Dataset rows about figures:
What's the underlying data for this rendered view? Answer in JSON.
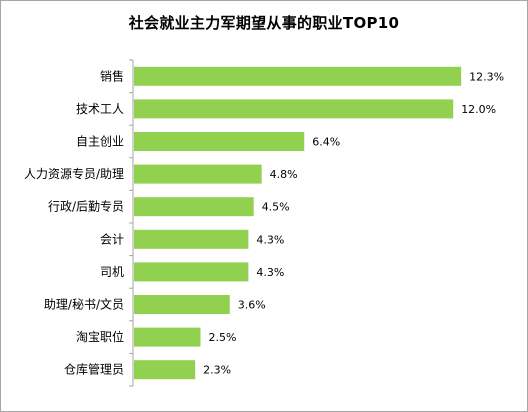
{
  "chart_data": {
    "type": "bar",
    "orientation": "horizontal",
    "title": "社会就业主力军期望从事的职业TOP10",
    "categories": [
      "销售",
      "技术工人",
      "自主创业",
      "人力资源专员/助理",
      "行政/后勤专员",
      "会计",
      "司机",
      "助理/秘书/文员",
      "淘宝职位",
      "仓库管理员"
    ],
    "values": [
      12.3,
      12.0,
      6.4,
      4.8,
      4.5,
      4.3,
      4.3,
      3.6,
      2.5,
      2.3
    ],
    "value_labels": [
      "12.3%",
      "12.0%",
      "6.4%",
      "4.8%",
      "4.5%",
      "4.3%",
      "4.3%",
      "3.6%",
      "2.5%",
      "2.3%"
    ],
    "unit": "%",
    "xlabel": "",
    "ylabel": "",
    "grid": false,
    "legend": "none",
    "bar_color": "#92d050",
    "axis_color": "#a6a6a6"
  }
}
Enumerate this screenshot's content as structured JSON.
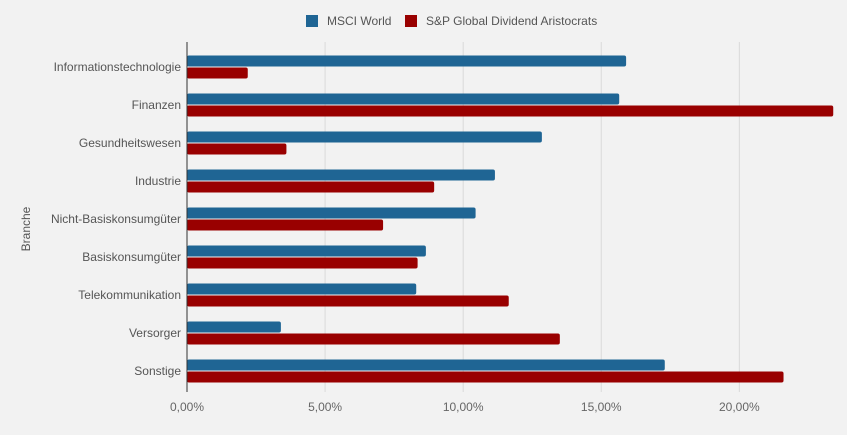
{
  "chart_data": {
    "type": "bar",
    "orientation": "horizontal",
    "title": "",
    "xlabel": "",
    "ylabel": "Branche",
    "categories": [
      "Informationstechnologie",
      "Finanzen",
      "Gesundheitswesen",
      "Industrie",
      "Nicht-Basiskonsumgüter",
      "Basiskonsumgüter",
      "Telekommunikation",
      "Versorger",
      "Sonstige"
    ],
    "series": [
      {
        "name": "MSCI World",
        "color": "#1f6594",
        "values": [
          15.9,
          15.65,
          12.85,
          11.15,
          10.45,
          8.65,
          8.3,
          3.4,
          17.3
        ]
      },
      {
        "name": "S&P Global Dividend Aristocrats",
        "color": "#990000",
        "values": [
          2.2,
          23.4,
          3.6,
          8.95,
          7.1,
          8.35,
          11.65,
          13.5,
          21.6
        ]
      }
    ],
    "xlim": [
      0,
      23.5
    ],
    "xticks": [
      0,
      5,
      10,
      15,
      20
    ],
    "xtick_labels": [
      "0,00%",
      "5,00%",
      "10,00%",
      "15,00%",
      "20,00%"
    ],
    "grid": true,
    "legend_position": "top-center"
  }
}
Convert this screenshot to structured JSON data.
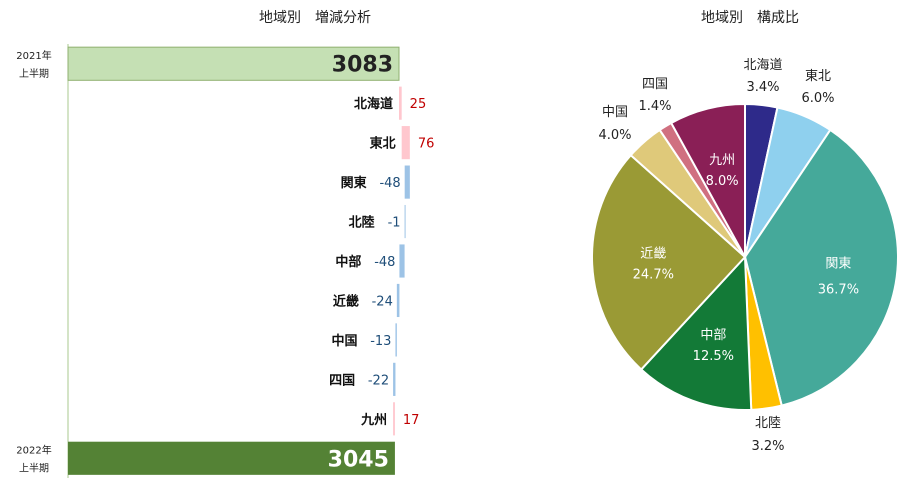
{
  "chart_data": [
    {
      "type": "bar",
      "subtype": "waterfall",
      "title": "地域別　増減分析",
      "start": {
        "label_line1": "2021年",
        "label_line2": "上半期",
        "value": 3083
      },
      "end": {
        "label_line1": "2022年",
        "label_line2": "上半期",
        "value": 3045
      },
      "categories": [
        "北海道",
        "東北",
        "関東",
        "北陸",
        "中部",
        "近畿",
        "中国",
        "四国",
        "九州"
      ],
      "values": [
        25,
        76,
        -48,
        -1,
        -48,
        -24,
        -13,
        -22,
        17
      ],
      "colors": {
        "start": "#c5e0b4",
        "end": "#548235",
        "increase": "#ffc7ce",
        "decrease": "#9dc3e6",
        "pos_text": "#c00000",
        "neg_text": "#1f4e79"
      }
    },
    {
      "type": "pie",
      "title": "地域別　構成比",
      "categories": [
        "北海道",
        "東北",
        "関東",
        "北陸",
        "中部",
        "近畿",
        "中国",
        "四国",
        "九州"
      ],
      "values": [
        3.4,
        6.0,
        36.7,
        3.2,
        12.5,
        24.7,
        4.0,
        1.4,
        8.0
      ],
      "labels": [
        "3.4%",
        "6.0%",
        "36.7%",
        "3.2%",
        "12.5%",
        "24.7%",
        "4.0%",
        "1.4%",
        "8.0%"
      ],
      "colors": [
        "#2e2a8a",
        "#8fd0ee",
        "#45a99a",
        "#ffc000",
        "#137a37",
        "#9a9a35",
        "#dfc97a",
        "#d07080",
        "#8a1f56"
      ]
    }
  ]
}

- _Short exercise_
Omit all pictures and write out, exactly, only the lines from the line containing "Convert this screenshot" through the last line of the entries above.

- _Solution below_
Convert this screenshot to structured JSON data.
{
  "chart_data": [
    {
      "type": "bar",
      "subtype": "waterfall",
      "title": "地域別　増減分析",
      "start": {
        "label_line1": "2021年",
        "label_line2": "上半期",
        "value": 3083
      },
      "end": {
        "label_line1": "2022年",
        "label_line2": "上半期",
        "value": 3045
      },
      "categories": [
        "北海道",
        "東北",
        "関東",
        "北陸",
        "中部",
        "近畿",
        "中国",
        "四国",
        "九州"
      ],
      "values": [
        25,
        76,
        -48,
        -1,
        -48,
        -24,
        -13,
        -22,
        17
      ],
      "colors": {
        "start": "#c5e0b4",
        "end": "#548235",
        "increase": "#ffc7ce",
        "decrease": "#9dc3e6",
        "pos_text": "#c00000",
        "neg_text": "#1f4e79"
      }
    },
    {
      "type": "pie",
      "title": "地域別　構成比",
      "categories": [
        "北海道",
        "東北",
        "関東",
        "北陸",
        "中部",
        "近畿",
        "中国",
        "四国",
        "九州"
      ],
      "values": [
        3.4,
        6.0,
        36.7,
        3.2,
        12.5,
        24.7,
        4.0,
        1.4,
        8.0
      ],
      "labels": [
        "3.4%",
        "6.0%",
        "36.7%",
        "3.2%",
        "12.5%",
        "24.7%",
        "4.0%",
        "1.4%",
        "8.0%"
      ],
      "colors": [
        "#2e2a8a",
        "#8fd0ee",
        "#45a99a",
        "#ffc000",
        "#137a37",
        "#9a9a35",
        "#dfc97a",
        "#d07080",
        "#8a1f56"
      ]
    }
  ]
}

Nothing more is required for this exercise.